§ Challenge
Images do not belong in the copy. Retype all the entries below exactly.

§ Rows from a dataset
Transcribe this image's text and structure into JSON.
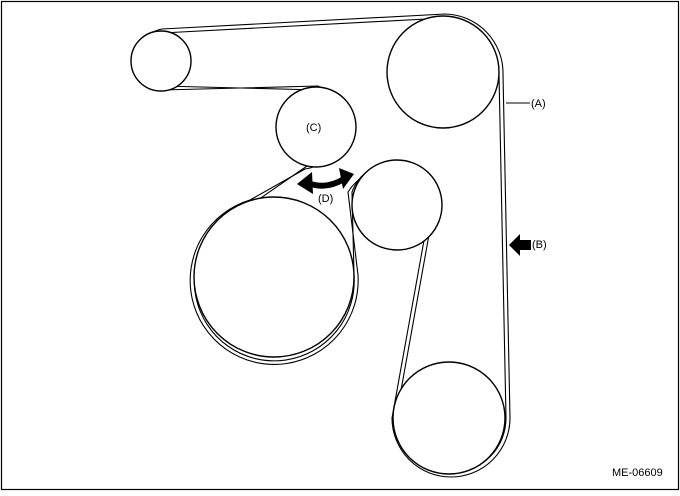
{
  "labels": {
    "belt_a": "(A)",
    "push_b": "(B)",
    "pulley_c": "(C)",
    "direction_d": "(D)"
  },
  "figure_code": "ME-06609"
}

§ Solution
Transcribe this image's text and structure into JSON.
{
  "labels": {
    "belt_a": "(A)",
    "push_b": "(B)",
    "pulley_c": "(C)",
    "direction_d": "(D)"
  },
  "figure_code": "ME-06609"
}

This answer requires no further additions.